## [Task goal]
Copy all the material that follows, keeping every character the same.

(Part of a data file)
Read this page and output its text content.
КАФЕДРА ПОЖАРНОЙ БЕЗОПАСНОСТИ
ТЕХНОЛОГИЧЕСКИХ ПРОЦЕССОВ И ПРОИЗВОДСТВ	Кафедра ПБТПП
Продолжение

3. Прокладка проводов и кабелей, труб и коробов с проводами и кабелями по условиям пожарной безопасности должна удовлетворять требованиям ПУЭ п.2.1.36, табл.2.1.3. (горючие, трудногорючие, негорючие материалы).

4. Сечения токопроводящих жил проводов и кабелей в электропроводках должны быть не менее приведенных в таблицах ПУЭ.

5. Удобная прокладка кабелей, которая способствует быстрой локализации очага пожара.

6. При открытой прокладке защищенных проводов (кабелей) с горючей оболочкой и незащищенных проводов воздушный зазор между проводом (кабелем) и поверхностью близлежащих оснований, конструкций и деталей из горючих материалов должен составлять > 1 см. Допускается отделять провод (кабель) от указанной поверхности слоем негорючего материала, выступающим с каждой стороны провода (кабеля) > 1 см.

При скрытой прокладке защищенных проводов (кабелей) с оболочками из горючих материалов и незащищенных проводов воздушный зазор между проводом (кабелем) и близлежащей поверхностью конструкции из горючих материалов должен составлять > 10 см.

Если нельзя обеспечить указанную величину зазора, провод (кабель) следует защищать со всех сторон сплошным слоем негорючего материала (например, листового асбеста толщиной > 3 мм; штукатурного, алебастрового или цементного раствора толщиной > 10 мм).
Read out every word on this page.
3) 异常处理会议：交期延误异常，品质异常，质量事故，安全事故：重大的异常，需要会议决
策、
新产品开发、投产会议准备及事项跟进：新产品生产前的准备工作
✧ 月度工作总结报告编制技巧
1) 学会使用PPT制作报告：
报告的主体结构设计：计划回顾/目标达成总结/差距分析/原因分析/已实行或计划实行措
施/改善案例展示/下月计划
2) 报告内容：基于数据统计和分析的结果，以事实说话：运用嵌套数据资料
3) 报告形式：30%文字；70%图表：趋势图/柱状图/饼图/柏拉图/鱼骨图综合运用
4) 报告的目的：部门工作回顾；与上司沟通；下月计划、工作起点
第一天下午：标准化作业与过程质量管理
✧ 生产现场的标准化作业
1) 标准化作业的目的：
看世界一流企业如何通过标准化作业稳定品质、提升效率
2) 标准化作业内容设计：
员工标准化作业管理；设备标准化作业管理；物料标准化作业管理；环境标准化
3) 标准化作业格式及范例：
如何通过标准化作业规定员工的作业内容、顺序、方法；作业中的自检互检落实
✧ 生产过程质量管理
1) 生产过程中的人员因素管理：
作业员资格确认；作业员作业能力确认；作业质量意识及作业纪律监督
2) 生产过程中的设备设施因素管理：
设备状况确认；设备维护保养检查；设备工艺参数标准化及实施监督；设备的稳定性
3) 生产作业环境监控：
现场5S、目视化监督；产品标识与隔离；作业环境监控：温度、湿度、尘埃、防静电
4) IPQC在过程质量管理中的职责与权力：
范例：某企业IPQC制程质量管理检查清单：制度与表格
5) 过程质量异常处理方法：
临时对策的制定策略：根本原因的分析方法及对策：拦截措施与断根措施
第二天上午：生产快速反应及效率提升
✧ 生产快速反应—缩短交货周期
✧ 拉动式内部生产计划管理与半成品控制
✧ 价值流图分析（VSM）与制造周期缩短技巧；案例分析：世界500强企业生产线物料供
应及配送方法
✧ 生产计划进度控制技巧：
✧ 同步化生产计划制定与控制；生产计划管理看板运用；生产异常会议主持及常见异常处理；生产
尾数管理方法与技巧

## [Problem solution]
Read this page and output its text content.
КАФЕДРА ПОЖАРНОЙ БЕЗОПАСНОСТИ
ТЕХНОЛОГИЧЕСКИХ ПРОЦЕССОВ И ПРОИЗВОДСТВ	Кафедра ПБТПП
Продолжение

3. Прокладка проводов и кабелей, труб и коробов с проводами и кабелями по условиям пожарной безопасности должна удовлетворять требованиям ПУЭ п.2.1.36, табл.2.1.3. (горючие, трудногорючие, негорючие материалы).

4. Сечения токопроводящих жил проводов и кабелей в электропроводках должны быть не менее приведенных в таблицах ПУЭ.

5. Удобная прокладка кабелей, которая способствует быстрой локализации очага пожара.

6. При открытой прокладке защищенных проводов (кабелей) с горючей оболочкой и незащищенных проводов воздушный зазор между проводом (кабелем) и поверхностью близлежащих оснований, конструкций и деталей из горючих материалов должен составлять > 1 см. Допускается отделять провод (кабель) от указанной поверхности слоем негорючего материала, выступающим с каждой стороны провода (кабеля) > 1 см.

При скрытой прокладке защищенных проводов (кабелей) с оболочками из горючих материалов и незащищенных проводов воздушный зазор между проводом (кабелем) и близлежащей поверхностью конструкции из горючих материалов должен составлять > 10 см.

Если нельзя обеспечить указанную величину зазора, провод (кабель) следует защищать со всех сторон сплошным слоем негорючего материала (например, листового асбеста толщиной > 3 мм; штукатурного, алебастрового или цементного раствора толщиной > 10 мм).
Read out every word on this page.
3) 异常处理会议：交期延误异常，品质异常，质量事故，安全事故：重大的异常，需要会议决
策、
新产品开发、投产会议准备及事项跟进：新产品生产前的准备工作
✧ 月度工作总结报告编制技巧
1) 学会使用PPT制作报告：
报告的主体结构设计：计划回顾/目标达成总结/差距分析/原因分析/已实行或计划实行措
施/改善案例展示/下月计划
2) 报告内容：基于数据统计和分析的结果，以事实说话：运用嵌套数据资料
3) 报告形式：30%文字；70%图表：趋势图/柱状图/饼图/柏拉图/鱼骨图综合运用
4) 报告的目的：部门工作回顾；与上司沟通；下月计划、工作起点
第一天下午：标准化作业与过程质量管理
✧ 生产现场的标准化作业
1) 标准化作业的目的：
看世界一流企业如何通过标准化作业稳定品质、提升效率
2) 标准化作业内容设计：
员工标准化作业管理；设备标准化作业管理；物料标准化作业管理；环境标准化
3) 标准化作业格式及范例：
如何通过标准化作业规定员工的作业内容、顺序、方法；作业中的自检互检落实
✧ 生产过程质量管理
1) 生产过程中的人员因素管理：
作业员资格确认；作业员作业能力确认；作业质量意识及作业纪律监督
2) 生产过程中的设备设施因素管理：
设备状况确认；设备维护保养检查；设备工艺参数标准化及实施监督；设备的稳定性
3) 生产作业环境监控：
现场5S、目视化监督；产品标识与隔离；作业环境监控：温度、湿度、尘埃、防静电
4) IPQC在过程质量管理中的职责与权力：
范例：某企业IPQC制程质量管理检查清单：制度与表格
5) 过程质量异常处理方法：
临时对策的制定策略：根本原因的分析方法及对策：拦截措施与断根措施
第二天上午：生产快速反应及效率提升
✧ 生产快速反应—缩短交货周期
✧ 拉动式内部生产计划管理与半成品控制
✧ 价值流图分析（VSM）与制造周期缩短技巧；案例分析：世界500强企业生产线物料供
应及配送方法
✧ 生产计划进度控制技巧：
✧ 同步化生产计划制定与控制；生产计划管理看板运用；生产异常会议主持及常见异常处理；生产
尾数管理方法与技巧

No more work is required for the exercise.